**REQUIRED WORK:**
Wherever the word "label" appears in the entries, copy the whole line.

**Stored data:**
* Start *

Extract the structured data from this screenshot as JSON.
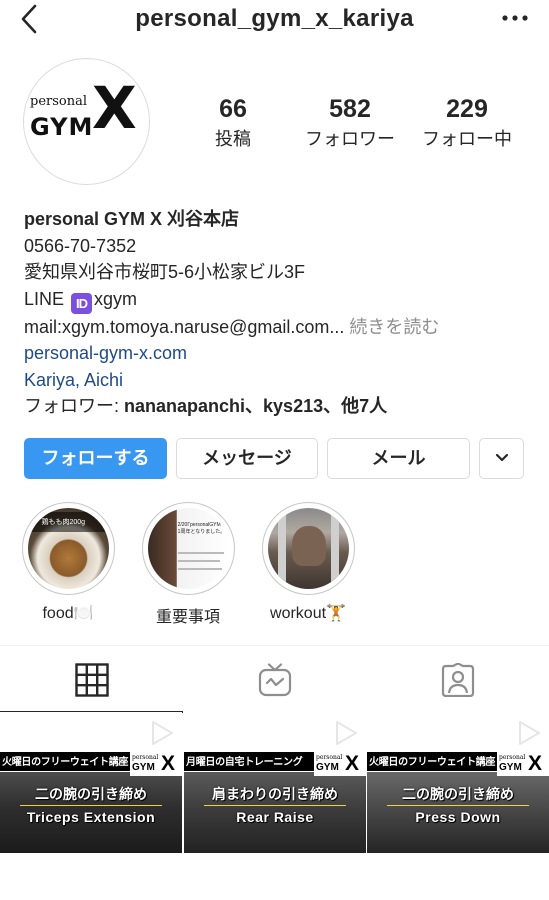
{
  "topbar": {
    "title": "personal_gym_x_kariya",
    "back_icon": "chevron-left-icon",
    "more_icon": "more-horizontal-icon"
  },
  "avatar": {
    "logo_small": "personal",
    "logo_gym": "GYM",
    "logo_x": "X"
  },
  "stats": [
    {
      "value": "66",
      "label": "投稿"
    },
    {
      "value": "582",
      "label": "フォロワー"
    },
    {
      "value": "229",
      "label": "フォロー中"
    }
  ],
  "bio": {
    "name": "personal GYM X 刈谷本店",
    "phone": "0566-70-7352",
    "address": "愛知県刈谷市桜町5-6小松家ビル3F",
    "line_prefix": "LINE ",
    "line_badge": "ID",
    "line_id": "xgym",
    "mail": "mail:xgym.tomoya.naruse@gmail.com...",
    "more": " 続きを読む",
    "website": "personal-gym-x.com",
    "location": "Kariya, Aichi",
    "followers_prefix": "フォロワー: ",
    "followers_names": "nananapanchi、kys213、他7人"
  },
  "buttons": {
    "follow": "フォローする",
    "message": "メッセージ",
    "email": "メール",
    "dropdown_icon": "chevron-down-icon"
  },
  "highlights": [
    {
      "label": "food🍽️",
      "cover_text": "鶏もも肉200g"
    },
    {
      "label": "重要事項",
      "cover_text": "2/20ΓpersonalGYM X\n1周年となりました。"
    },
    {
      "label": "workout🏋️",
      "cover_text": ""
    }
  ],
  "tabs": [
    {
      "name": "grid",
      "icon": "grid-icon",
      "active": true
    },
    {
      "name": "igtv",
      "icon": "igtv-icon",
      "active": false
    },
    {
      "name": "tagged",
      "icon": "tagged-person-icon",
      "active": false
    }
  ],
  "posts": [
    {
      "banner": "火曜日のフリーウェイト講座",
      "logo_small": "personal",
      "logo_gym": "GYM",
      "logo_x": "X",
      "jp": "二の腕の引き締め",
      "en": "Triceps Extension"
    },
    {
      "banner": "月曜日の自宅トレーニング",
      "logo_small": "personal",
      "logo_gym": "GYM",
      "logo_x": "X",
      "jp": "肩まわりの引き締め",
      "en": "Rear Raise"
    },
    {
      "banner": "火曜日のフリーウェイト講座",
      "logo_small": "personal",
      "logo_gym": "GYM",
      "logo_x": "X",
      "jp": "二の腕の引き締め",
      "en": "Press Down"
    }
  ],
  "colors": {
    "primary": "#3897f0",
    "link": "#1f4a8a",
    "muted": "#8e8e8e",
    "text": "#262626",
    "border": "#dbdbdb"
  }
}
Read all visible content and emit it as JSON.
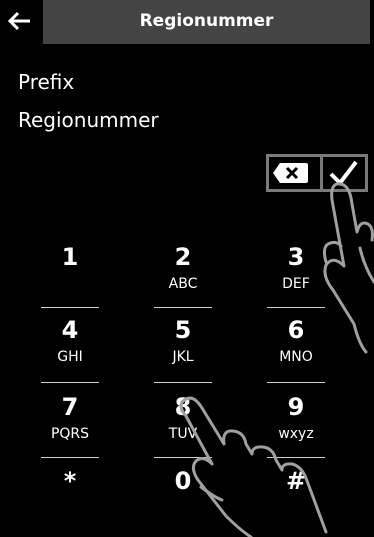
{
  "header": {
    "title": "Regionummer"
  },
  "content": {
    "line1": "Prefix",
    "line2": "Regionummer"
  },
  "keypad": {
    "keys": [
      {
        "digit": "1",
        "letters": ""
      },
      {
        "digit": "2",
        "letters": "ABC"
      },
      {
        "digit": "3",
        "letters": "DEF"
      },
      {
        "digit": "4",
        "letters": "GHI"
      },
      {
        "digit": "5",
        "letters": "JKL"
      },
      {
        "digit": "6",
        "letters": "MNO"
      },
      {
        "digit": "7",
        "letters": "PQRS"
      },
      {
        "digit": "8",
        "letters": "TUV"
      },
      {
        "digit": "9",
        "letters": "wxyz"
      },
      {
        "digit": "*",
        "letters": ""
      },
      {
        "digit": "0",
        "letters": ""
      },
      {
        "digit": "#",
        "letters": ""
      }
    ]
  },
  "icons": {
    "back": "back-arrow-icon",
    "delete": "backspace-icon",
    "confirm": "checkmark-icon",
    "hand": "pointing-hand-icon"
  }
}
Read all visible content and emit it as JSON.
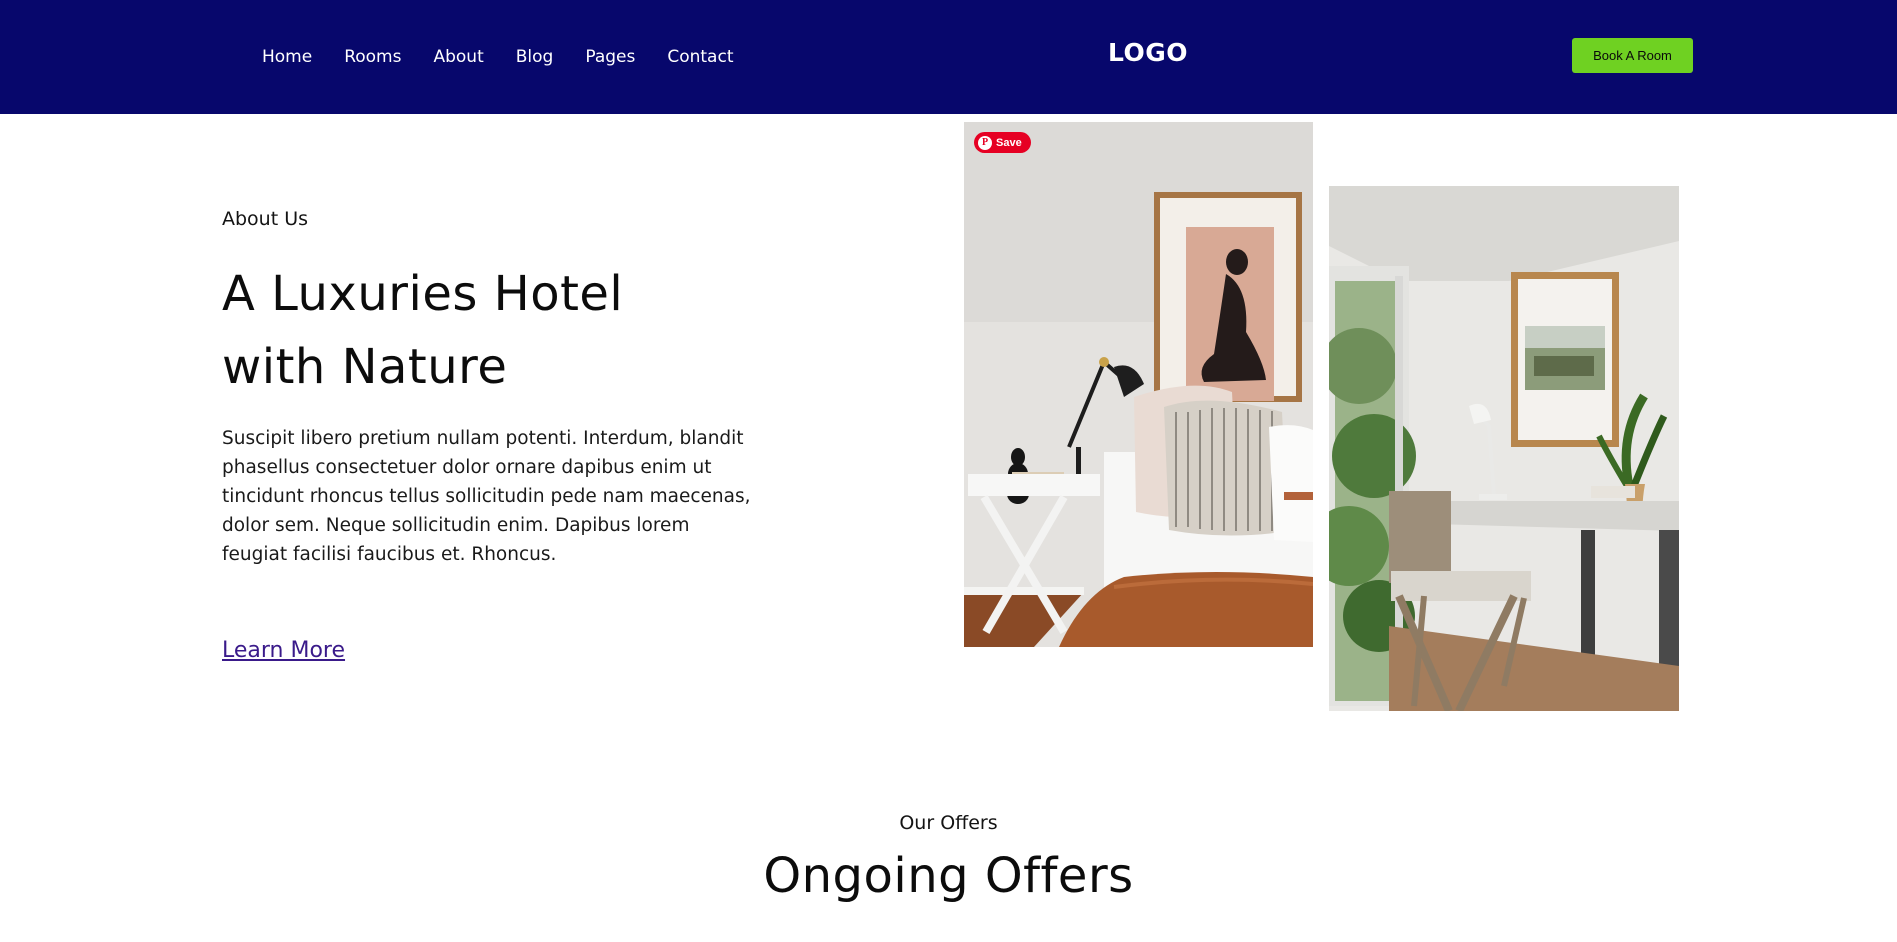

* End *

**ANSWER TO THIS EXERCISE:**
      "label": "投稿"
      "label": "フォロワー"
      "label": "フォロー中"
      "label": "food🍽️",
      "label": "重要事項",
      "label": "workout🏋️",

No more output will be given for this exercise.